=== Supplied material ===
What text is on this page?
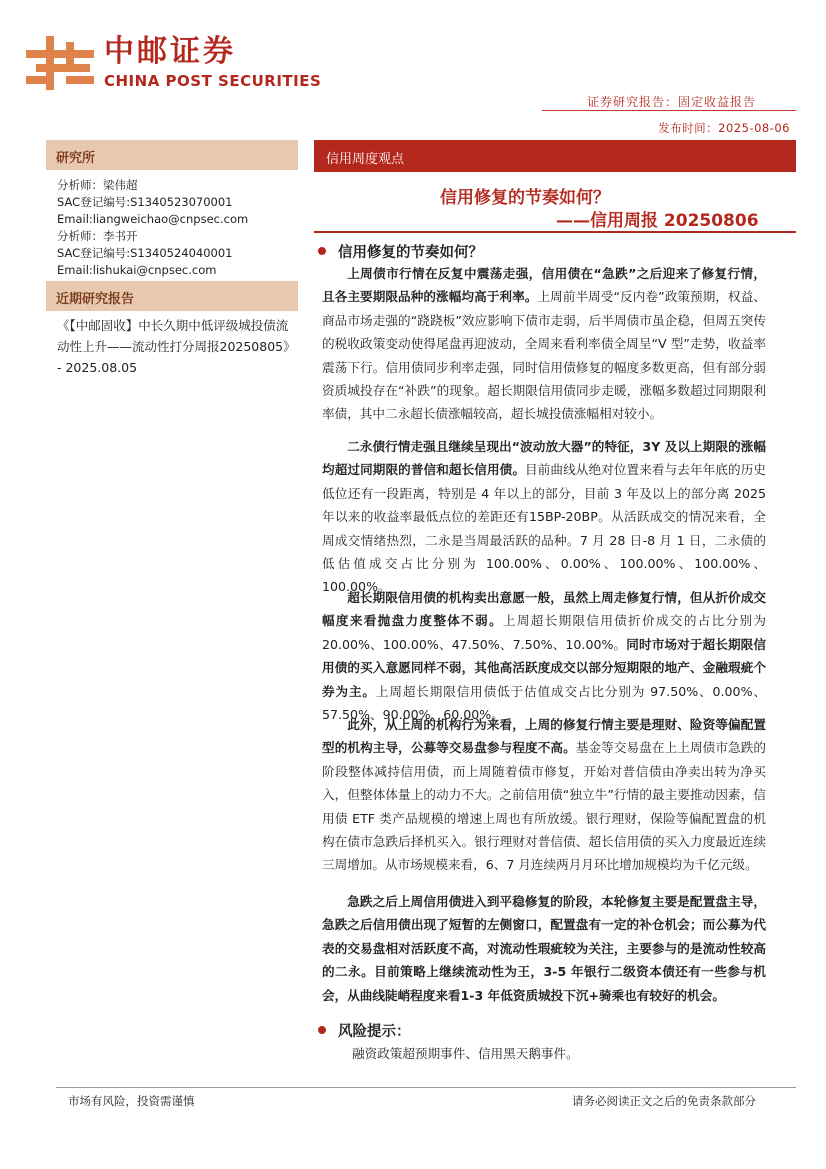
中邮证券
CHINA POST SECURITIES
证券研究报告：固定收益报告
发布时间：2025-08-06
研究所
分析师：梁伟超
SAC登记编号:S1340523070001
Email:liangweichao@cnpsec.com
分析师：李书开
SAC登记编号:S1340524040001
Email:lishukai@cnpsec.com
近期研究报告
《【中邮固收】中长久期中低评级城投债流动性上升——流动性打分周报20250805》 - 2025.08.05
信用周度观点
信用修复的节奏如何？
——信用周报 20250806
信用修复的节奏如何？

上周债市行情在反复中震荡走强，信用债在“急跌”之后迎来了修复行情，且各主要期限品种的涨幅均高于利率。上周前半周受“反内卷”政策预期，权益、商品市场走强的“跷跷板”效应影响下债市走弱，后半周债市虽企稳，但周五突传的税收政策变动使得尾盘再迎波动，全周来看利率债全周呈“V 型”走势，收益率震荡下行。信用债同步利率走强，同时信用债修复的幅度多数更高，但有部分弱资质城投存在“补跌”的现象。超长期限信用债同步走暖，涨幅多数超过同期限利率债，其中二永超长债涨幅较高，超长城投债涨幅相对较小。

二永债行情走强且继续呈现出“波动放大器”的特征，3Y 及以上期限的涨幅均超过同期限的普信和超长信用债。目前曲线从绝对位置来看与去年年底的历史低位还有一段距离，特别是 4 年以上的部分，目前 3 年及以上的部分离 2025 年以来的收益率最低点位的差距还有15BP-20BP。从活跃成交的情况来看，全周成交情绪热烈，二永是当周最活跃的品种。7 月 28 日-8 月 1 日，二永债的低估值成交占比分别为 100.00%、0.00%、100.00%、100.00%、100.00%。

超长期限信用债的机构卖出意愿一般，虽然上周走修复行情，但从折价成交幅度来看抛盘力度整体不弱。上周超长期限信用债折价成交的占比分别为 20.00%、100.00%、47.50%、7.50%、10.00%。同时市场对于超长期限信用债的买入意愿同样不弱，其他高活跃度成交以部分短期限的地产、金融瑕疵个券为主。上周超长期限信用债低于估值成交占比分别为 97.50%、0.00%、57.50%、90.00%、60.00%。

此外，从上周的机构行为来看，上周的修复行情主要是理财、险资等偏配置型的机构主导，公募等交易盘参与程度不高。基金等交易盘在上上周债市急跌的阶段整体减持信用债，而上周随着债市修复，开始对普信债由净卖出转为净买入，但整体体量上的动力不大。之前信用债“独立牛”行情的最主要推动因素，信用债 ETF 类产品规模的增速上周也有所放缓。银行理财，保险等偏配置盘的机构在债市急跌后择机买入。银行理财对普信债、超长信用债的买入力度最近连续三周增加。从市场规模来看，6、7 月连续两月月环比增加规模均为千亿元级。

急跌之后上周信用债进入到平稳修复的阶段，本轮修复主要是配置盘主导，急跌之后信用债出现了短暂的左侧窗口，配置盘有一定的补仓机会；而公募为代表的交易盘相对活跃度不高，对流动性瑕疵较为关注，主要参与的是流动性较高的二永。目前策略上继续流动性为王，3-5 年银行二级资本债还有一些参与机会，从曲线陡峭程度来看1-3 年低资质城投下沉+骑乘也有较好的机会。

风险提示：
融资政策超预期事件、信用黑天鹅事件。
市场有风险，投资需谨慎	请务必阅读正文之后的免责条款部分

=== Aim ===
From the listing, extract all text exactly as given and drop any picture.

=== Solution for this task ===
What text is on this page?
中邮证券
CHINA POST SECURITIES
证券研究报告：固定收益报告
发布时间：2025-08-06
研究所
分析师：梁伟超
SAC登记编号:S1340523070001
Email:liangweichao@cnpsec.com
分析师：李书开
SAC登记编号:S1340524040001
Email:lishukai@cnpsec.com
近期研究报告
《【中邮固收】中长久期中低评级城投债流动性上升——流动性打分周报20250805》 - 2025.08.05
信用周度观点
信用修复的节奏如何？
——信用周报 20250806
信用修复的节奏如何？

上周债市行情在反复中震荡走强，信用债在“急跌”之后迎来了修复行情，且各主要期限品种的涨幅均高于利率。上周前半周受“反内卷”政策预期，权益、商品市场走强的“跷跷板”效应影响下债市走弱，后半周债市虽企稳，但周五突传的税收政策变动使得尾盘再迎波动，全周来看利率债全周呈“V 型”走势，收益率震荡下行。信用债同步利率走强，同时信用债修复的幅度多数更高，但有部分弱资质城投存在“补跌”的现象。超长期限信用债同步走暖，涨幅多数超过同期限利率债，其中二永超长债涨幅较高，超长城投债涨幅相对较小。

二永债行情走强且继续呈现出“波动放大器”的特征，3Y 及以上期限的涨幅均超过同期限的普信和超长信用债。目前曲线从绝对位置来看与去年年底的历史低位还有一段距离，特别是 4 年以上的部分，目前 3 年及以上的部分离 2025 年以来的收益率最低点位的差距还有15BP-20BP。从活跃成交的情况来看，全周成交情绪热烈，二永是当周最活跃的品种。7 月 28 日-8 月 1 日，二永债的低估值成交占比分别为 100.00%、0.00%、100.00%、100.00%、100.00%。

超长期限信用债的机构卖出意愿一般，虽然上周走修复行情，但从折价成交幅度来看抛盘力度整体不弱。上周超长期限信用债折价成交的占比分别为 20.00%、100.00%、47.50%、7.50%、10.00%。同时市场对于超长期限信用债的买入意愿同样不弱，其他高活跃度成交以部分短期限的地产、金融瑕疵个券为主。上周超长期限信用债低于估值成交占比分别为 97.50%、0.00%、57.50%、90.00%、60.00%。

此外，从上周的机构行为来看，上周的修复行情主要是理财、险资等偏配置型的机构主导，公募等交易盘参与程度不高。基金等交易盘在上上周债市急跌的阶段整体减持信用债，而上周随着债市修复，开始对普信债由净卖出转为净买入，但整体体量上的动力不大。之前信用债“独立牛”行情的最主要推动因素，信用债 ETF 类产品规模的增速上周也有所放缓。银行理财，保险等偏配置盘的机构在债市急跌后择机买入。银行理财对普信债、超长信用债的买入力度最近连续三周增加。从市场规模来看，6、7 月连续两月月环比增加规模均为千亿元级。

急跌之后上周信用债进入到平稳修复的阶段，本轮修复主要是配置盘主导，急跌之后信用债出现了短暂的左侧窗口，配置盘有一定的补仓机会；而公募为代表的交易盘相对活跃度不高，对流动性瑕疵较为关注，主要参与的是流动性较高的二永。目前策略上继续流动性为王，3-5 年银行二级资本债还有一些参与机会，从曲线陡峭程度来看1-3 年低资质城投下沉+骑乘也有较好的机会。

风险提示：
融资政策超预期事件、信用黑天鹅事件。
市场有风险，投资需谨慎	请务必阅读正文之后的免责条款部分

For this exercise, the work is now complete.